▶ Task goal: List all lines of the data containing the word "count".

————————

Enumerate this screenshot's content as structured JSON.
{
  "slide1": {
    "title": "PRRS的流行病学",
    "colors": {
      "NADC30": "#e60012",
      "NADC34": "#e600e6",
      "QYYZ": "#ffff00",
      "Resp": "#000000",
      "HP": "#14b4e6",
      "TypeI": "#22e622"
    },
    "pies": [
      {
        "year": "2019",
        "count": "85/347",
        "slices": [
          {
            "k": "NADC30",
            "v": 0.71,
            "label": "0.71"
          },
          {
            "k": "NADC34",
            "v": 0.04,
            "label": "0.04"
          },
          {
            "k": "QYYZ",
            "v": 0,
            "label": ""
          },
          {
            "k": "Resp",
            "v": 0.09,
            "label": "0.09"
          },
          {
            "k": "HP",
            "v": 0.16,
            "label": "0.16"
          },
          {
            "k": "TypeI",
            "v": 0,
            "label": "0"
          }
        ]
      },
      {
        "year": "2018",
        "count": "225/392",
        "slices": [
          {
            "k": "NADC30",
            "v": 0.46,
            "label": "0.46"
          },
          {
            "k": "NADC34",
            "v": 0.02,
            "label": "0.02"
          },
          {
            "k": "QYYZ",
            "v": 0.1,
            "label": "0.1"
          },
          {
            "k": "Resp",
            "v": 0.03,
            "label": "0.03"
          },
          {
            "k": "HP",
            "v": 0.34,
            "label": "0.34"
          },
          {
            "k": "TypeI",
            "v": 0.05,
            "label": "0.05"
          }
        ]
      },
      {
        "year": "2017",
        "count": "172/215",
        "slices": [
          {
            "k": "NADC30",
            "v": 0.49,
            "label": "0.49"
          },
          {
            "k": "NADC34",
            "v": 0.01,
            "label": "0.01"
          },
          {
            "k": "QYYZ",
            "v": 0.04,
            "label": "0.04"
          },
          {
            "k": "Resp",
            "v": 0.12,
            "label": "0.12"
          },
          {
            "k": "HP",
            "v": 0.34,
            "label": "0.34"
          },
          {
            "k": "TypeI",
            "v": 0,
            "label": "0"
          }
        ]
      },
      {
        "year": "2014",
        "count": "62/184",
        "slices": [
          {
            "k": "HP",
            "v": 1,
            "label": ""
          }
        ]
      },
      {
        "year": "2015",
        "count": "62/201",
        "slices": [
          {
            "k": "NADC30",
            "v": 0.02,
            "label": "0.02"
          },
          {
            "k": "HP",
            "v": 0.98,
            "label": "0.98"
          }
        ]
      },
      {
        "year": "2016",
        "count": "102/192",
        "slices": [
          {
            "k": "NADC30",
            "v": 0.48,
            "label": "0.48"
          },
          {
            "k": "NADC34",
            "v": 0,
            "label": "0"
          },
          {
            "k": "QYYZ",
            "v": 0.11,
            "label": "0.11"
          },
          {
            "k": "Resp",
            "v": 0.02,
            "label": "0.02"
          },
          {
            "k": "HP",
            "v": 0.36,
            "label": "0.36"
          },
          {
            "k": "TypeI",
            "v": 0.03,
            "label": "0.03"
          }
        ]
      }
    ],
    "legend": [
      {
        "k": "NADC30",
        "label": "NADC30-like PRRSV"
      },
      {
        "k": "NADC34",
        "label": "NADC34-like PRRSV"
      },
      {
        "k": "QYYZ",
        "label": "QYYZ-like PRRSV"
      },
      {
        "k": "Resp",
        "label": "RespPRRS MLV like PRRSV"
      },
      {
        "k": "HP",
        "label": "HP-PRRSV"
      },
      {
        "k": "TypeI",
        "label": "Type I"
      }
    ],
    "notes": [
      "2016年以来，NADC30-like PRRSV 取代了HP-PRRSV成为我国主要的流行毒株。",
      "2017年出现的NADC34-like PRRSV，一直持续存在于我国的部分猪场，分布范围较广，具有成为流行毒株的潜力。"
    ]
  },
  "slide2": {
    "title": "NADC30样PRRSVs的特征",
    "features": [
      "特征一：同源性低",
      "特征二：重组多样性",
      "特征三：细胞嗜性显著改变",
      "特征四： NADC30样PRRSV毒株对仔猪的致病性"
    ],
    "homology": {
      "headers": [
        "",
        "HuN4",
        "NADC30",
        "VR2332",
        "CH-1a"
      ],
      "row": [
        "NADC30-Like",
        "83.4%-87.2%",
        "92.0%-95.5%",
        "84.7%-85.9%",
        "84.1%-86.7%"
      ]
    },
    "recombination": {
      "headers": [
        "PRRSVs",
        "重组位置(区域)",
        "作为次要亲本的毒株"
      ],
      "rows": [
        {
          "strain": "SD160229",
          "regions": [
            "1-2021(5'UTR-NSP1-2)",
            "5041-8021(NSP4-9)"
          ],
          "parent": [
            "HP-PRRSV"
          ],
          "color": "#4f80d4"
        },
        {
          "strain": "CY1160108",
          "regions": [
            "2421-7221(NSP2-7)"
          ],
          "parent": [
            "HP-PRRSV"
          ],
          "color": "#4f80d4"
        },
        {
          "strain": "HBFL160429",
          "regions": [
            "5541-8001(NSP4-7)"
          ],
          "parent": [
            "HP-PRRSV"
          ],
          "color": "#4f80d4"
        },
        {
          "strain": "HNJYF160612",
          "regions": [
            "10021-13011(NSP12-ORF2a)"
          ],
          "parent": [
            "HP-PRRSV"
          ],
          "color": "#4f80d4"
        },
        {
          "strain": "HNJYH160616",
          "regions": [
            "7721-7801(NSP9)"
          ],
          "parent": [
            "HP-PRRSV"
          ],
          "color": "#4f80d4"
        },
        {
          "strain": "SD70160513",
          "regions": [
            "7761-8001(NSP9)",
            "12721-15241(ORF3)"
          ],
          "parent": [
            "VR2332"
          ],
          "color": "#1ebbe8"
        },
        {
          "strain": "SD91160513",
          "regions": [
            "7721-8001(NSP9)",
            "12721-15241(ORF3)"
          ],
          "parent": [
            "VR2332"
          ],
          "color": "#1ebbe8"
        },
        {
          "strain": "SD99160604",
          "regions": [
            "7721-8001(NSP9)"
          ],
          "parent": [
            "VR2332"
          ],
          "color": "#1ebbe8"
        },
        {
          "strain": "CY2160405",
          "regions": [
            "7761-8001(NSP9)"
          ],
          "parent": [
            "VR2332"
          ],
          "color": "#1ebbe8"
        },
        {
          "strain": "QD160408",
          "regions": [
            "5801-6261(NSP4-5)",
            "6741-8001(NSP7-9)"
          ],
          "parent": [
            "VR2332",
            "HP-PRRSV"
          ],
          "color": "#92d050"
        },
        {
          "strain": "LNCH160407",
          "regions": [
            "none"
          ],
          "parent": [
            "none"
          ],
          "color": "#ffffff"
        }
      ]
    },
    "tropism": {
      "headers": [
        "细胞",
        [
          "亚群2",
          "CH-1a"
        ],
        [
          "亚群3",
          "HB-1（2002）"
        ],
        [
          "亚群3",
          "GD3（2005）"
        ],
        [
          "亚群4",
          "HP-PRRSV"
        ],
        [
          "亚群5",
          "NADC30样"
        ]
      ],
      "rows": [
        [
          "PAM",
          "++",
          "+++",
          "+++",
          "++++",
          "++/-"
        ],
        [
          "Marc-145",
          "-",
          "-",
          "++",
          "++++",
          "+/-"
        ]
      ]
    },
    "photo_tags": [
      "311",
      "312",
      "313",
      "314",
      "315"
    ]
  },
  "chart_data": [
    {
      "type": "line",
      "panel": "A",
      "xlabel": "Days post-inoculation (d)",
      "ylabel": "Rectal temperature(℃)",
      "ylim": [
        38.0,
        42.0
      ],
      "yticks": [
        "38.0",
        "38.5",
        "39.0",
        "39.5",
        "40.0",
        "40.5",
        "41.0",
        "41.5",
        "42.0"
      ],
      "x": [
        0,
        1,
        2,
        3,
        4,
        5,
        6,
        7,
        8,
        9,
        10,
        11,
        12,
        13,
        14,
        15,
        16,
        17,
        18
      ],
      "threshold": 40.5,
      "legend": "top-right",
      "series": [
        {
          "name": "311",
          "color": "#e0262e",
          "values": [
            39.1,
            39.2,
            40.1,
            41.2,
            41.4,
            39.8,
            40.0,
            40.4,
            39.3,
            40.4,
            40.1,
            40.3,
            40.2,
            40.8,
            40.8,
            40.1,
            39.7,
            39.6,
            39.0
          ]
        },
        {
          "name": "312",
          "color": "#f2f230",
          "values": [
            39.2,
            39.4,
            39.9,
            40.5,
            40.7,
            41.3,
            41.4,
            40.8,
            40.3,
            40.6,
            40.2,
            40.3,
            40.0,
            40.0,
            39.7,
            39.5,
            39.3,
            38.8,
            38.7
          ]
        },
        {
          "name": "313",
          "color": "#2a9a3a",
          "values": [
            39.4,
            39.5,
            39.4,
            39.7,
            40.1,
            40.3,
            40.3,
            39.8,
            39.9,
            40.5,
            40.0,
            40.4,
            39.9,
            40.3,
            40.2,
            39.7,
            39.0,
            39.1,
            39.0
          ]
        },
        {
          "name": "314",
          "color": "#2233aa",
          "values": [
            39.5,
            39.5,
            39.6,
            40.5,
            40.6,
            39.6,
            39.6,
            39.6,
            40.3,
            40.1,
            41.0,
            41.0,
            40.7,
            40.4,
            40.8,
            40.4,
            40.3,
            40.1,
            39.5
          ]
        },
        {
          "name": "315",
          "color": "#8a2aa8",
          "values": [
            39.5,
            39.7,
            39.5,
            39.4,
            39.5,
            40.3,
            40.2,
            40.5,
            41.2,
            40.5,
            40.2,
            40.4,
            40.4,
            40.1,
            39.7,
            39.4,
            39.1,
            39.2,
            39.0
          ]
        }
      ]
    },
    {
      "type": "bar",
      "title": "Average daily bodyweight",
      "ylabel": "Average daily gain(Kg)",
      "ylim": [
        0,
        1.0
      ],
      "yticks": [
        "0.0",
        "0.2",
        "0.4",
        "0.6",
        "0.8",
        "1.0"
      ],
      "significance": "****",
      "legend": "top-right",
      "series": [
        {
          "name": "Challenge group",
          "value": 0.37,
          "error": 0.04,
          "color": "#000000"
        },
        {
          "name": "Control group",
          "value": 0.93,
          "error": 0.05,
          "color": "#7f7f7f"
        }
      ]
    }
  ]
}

————————

▶ Problem solution:
        "count": "85/347",
        "count": "225/392",
        "count": "172/215",
        "count": "62/184",
        "count": "62/201",
        "count": "102/192",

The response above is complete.